The request -> Return all lines in the material below that contain "this".

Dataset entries
_ _ _ _

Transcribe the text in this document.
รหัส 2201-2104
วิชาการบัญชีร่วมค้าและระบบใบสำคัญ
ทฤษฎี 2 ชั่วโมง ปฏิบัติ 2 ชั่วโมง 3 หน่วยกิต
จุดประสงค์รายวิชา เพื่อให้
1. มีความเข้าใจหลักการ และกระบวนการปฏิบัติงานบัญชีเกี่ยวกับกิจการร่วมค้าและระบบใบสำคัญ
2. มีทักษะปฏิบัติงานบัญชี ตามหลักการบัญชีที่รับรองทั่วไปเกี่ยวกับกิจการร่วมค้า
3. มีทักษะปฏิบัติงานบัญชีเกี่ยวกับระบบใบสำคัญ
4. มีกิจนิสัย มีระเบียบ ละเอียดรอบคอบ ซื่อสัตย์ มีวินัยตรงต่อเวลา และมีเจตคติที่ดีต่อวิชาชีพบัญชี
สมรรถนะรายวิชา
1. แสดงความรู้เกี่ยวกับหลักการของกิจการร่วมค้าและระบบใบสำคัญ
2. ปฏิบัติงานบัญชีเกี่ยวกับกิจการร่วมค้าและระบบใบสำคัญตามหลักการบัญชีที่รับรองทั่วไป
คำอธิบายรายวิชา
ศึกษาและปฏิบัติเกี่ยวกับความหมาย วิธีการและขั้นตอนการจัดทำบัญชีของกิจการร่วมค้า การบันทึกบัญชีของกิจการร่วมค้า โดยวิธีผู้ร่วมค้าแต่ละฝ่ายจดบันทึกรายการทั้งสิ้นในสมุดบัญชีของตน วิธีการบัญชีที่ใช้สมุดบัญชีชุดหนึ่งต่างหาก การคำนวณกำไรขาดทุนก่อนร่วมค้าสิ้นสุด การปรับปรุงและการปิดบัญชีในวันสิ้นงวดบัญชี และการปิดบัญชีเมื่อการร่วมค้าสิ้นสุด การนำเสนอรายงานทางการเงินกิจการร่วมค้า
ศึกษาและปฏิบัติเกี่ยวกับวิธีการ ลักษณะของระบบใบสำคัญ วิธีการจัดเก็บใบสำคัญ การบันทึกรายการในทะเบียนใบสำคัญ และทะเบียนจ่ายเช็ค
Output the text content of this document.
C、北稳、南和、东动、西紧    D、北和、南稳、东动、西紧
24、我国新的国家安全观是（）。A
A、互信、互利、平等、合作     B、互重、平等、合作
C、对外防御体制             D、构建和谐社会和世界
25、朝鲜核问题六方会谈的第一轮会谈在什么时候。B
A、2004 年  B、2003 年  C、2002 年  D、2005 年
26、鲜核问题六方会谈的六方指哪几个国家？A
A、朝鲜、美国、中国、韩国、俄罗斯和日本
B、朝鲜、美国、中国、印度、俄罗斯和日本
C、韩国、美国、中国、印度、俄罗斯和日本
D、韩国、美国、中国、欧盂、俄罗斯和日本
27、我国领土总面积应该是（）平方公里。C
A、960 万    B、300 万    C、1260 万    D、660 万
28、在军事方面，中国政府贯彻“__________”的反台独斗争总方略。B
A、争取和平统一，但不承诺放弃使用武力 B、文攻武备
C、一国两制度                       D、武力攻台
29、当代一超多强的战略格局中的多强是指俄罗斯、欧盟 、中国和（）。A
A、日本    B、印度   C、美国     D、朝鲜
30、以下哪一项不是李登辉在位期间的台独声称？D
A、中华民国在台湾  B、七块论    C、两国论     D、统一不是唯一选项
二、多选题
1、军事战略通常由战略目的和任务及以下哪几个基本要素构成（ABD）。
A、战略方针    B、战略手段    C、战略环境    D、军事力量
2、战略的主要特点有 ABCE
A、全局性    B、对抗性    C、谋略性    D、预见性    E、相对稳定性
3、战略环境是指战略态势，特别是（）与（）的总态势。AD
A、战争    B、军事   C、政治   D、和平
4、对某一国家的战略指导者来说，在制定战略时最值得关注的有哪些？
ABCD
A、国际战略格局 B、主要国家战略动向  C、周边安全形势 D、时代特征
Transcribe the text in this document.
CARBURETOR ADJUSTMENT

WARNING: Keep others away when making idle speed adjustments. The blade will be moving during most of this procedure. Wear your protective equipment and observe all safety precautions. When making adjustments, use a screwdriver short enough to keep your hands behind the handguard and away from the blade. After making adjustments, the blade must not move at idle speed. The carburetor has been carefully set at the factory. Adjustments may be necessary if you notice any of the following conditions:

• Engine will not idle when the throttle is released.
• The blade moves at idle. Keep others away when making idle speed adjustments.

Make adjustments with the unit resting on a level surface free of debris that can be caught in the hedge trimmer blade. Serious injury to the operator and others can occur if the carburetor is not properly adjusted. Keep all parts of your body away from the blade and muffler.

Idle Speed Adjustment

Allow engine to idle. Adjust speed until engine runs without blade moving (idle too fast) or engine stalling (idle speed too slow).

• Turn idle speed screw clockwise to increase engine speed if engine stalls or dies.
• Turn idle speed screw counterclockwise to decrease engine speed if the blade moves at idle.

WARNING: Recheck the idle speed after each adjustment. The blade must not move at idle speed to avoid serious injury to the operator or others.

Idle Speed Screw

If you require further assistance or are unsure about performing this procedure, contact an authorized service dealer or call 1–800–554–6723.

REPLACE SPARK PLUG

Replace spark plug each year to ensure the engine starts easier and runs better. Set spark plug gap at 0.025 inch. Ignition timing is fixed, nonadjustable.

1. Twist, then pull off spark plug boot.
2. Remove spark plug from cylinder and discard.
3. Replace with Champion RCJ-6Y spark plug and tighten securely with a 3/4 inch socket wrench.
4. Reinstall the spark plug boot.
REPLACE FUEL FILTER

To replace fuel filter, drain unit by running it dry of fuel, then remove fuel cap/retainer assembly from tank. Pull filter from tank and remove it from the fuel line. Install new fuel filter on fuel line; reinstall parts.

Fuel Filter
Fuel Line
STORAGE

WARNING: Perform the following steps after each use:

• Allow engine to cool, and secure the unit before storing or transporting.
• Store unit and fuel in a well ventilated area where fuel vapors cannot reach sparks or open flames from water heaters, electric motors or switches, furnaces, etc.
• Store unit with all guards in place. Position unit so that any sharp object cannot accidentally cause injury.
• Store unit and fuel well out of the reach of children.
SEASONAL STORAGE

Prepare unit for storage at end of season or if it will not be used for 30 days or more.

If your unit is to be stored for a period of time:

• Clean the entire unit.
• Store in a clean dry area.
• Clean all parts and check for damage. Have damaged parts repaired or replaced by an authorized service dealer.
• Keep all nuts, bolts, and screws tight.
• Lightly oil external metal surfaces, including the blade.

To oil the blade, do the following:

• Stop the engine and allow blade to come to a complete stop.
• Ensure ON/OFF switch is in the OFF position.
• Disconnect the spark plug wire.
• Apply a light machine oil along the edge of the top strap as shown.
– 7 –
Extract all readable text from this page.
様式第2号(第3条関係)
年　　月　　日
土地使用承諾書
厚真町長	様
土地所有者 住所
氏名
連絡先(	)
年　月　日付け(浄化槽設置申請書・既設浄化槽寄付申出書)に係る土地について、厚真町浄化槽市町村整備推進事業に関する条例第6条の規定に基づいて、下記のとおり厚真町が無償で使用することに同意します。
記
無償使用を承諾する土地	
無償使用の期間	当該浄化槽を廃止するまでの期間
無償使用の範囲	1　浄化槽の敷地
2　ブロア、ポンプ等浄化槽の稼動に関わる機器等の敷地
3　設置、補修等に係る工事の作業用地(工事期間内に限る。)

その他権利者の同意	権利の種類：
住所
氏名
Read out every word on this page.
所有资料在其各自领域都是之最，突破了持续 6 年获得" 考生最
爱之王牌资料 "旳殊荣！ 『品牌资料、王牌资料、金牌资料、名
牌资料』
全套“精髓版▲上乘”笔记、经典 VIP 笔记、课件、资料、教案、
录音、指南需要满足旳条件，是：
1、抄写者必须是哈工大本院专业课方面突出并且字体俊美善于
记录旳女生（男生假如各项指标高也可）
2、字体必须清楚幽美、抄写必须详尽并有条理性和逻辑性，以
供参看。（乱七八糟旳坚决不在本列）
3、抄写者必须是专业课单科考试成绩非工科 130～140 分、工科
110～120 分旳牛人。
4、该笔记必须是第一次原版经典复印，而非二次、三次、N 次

_ _ _ _

Correct result ->
Transcribe the text in this document.
Output the text content of this document.
Transcribe the text in this document.
WARNING: Keep others away when making idle speed adjustments. The blade will be moving during most of this procedure. Wear your protective equipment and observe all safety precautions. When making adjustments, use a screwdriver short enough to keep your hands behind the handguard and away from the blade. After making adjustments, the blade must not move at idle speed. The carburetor has been carefully set at the factory. Adjustments may be necessary if you notice any of the following conditions:
If you require further assistance or are unsure about performing this procedure, contact an authorized service dealer or call 1–800–554–6723.
Extract all readable text from this page.
Read out every word on this page.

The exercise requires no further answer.